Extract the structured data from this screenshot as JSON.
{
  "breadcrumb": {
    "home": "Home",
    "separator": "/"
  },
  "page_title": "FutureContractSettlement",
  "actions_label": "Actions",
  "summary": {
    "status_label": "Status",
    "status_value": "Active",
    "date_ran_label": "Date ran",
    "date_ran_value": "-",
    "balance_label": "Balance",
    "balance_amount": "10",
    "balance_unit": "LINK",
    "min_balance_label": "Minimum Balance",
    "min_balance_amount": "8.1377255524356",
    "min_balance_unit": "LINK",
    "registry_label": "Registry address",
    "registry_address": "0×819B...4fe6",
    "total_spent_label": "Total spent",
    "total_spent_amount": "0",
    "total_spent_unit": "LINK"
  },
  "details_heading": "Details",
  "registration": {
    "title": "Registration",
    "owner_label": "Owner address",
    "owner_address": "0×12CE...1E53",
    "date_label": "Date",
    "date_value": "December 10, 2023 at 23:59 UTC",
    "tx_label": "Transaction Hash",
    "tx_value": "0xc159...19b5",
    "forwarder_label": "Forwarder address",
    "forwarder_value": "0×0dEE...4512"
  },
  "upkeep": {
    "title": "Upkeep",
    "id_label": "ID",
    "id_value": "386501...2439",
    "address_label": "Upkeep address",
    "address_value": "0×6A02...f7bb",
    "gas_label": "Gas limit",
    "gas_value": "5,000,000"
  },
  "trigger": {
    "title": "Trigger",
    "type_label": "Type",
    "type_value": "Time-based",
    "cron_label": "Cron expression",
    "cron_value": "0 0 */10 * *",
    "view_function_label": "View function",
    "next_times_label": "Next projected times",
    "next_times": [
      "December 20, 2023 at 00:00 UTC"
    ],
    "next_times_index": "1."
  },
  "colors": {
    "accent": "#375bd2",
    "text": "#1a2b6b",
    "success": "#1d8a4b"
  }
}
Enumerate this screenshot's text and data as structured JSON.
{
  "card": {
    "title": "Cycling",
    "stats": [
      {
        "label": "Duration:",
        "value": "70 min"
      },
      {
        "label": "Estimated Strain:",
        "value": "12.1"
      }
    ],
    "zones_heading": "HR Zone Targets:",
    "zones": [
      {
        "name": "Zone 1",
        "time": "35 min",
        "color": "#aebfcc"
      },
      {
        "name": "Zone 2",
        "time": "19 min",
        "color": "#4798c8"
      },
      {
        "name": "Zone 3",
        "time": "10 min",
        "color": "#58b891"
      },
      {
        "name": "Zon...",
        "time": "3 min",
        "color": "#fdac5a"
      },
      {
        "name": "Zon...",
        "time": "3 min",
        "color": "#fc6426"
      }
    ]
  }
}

● ● ●

Pick out every line above that holds the word "text" and copy it.

> **RESULT FOR THIS EXERCISE**
    "text": "#1a2b6b",
Enumerate this screenshot's text and data as structured JSON.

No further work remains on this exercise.